### DATASET EXCERPTS
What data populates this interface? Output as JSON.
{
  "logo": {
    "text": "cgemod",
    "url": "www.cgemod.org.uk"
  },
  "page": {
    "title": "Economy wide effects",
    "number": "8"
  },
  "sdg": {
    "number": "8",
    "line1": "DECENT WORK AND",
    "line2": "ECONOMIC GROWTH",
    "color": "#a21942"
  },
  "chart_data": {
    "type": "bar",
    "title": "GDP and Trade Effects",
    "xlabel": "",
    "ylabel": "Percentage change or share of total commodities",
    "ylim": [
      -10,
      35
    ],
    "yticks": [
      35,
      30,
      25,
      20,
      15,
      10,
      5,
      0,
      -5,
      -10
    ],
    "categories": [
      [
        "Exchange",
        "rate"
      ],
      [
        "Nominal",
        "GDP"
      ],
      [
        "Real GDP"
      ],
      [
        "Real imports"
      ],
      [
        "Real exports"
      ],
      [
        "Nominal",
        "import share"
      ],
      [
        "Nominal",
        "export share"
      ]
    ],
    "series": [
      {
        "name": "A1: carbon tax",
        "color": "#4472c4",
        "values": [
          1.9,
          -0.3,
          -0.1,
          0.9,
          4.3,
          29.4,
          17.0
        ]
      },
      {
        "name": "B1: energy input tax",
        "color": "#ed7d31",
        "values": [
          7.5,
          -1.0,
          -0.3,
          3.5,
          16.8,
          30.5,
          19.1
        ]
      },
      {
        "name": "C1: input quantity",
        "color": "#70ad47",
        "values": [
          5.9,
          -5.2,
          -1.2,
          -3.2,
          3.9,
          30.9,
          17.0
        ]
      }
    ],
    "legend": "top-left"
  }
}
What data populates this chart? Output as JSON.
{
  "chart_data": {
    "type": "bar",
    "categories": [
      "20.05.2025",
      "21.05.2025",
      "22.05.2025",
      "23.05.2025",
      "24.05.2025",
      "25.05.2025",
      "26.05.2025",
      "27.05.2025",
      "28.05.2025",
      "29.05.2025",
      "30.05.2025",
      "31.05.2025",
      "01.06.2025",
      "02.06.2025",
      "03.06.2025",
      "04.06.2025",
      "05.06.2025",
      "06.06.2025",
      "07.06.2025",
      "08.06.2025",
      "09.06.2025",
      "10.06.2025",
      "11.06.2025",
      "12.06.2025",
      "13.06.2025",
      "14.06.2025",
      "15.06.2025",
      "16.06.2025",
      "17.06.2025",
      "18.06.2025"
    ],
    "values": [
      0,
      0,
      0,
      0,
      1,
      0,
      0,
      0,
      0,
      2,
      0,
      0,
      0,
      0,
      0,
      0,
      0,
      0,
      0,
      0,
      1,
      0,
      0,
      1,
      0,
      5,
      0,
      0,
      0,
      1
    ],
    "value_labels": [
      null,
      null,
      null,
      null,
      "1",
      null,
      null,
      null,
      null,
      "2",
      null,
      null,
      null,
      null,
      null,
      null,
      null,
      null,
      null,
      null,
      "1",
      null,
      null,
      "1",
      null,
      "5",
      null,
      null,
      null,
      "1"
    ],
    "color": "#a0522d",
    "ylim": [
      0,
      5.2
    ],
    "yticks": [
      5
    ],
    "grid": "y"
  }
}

### EXERCISE
Output all of the material exactly as written.

### WRITTEN SOLUTION
What data populates this interface? Output as JSON.
{
  "logo": {
    "text": "cgemod",
    "url": "www.cgemod.org.uk"
  },
  "page": {
    "title": "Economy wide effects",
    "number": "8"
  },
  "sdg": {
    "number": "8",
    "line1": "DECENT WORK AND",
    "line2": "ECONOMIC GROWTH",
    "color": "#a21942"
  },
  "chart_data": {
    "type": "bar",
    "title": "GDP and Trade Effects",
    "xlabel": "",
    "ylabel": "Percentage change or share of total commodities",
    "ylim": [
      -10,
      35
    ],
    "yticks": [
      35,
      30,
      25,
      20,
      15,
      10,
      5,
      0,
      -5,
      -10
    ],
    "categories": [
      [
        "Exchange",
        "rate"
      ],
      [
        "Nominal",
        "GDP"
      ],
      [
        "Real GDP"
      ],
      [
        "Real imports"
      ],
      [
        "Real exports"
      ],
      [
        "Nominal",
        "import share"
      ],
      [
        "Nominal",
        "export share"
      ]
    ],
    "series": [
      {
        "name": "A1: carbon tax",
        "color": "#4472c4",
        "values": [
          1.9,
          -0.3,
          -0.1,
          0.9,
          4.3,
          29.4,
          17.0
        ]
      },
      {
        "name": "B1: energy input tax",
        "color": "#ed7d31",
        "values": [
          7.5,
          -1.0,
          -0.3,
          3.5,
          16.8,
          30.5,
          19.1
        ]
      },
      {
        "name": "C1: input quantity",
        "color": "#70ad47",
        "values": [
          5.9,
          -5.2,
          -1.2,
          -3.2,
          3.9,
          30.9,
          17.0
        ]
      }
    ],
    "legend": "top-left"
  }
}
What data populates this chart? Output as JSON.
{
  "chart_data": {
    "type": "bar",
    "categories": [
      "20.05.2025",
      "21.05.2025",
      "22.05.2025",
      "23.05.2025",
      "24.05.2025",
      "25.05.2025",
      "26.05.2025",
      "27.05.2025",
      "28.05.2025",
      "29.05.2025",
      "30.05.2025",
      "31.05.2025",
      "01.06.2025",
      "02.06.2025",
      "03.06.2025",
      "04.06.2025",
      "05.06.2025",
      "06.06.2025",
      "07.06.2025",
      "08.06.2025",
      "09.06.2025",
      "10.06.2025",
      "11.06.2025",
      "12.06.2025",
      "13.06.2025",
      "14.06.2025",
      "15.06.2025",
      "16.06.2025",
      "17.06.2025",
      "18.06.2025"
    ],
    "values": [
      0,
      0,
      0,
      0,
      1,
      0,
      0,
      0,
      0,
      2,
      0,
      0,
      0,
      0,
      0,
      0,
      0,
      0,
      0,
      0,
      1,
      0,
      0,
      1,
      0,
      5,
      0,
      0,
      0,
      1
    ],
    "value_labels": [
      null,
      null,
      null,
      null,
      "1",
      null,
      null,
      null,
      null,
      "2",
      null,
      null,
      null,
      null,
      null,
      null,
      null,
      null,
      null,
      null,
      "1",
      null,
      null,
      "1",
      null,
      "5",
      null,
      null,
      null,
      "1"
    ],
    "color": "#a0522d",
    "ylim": [
      0,
      5.2
    ],
    "yticks": [
      5
    ],
    "grid": "y"
  }
}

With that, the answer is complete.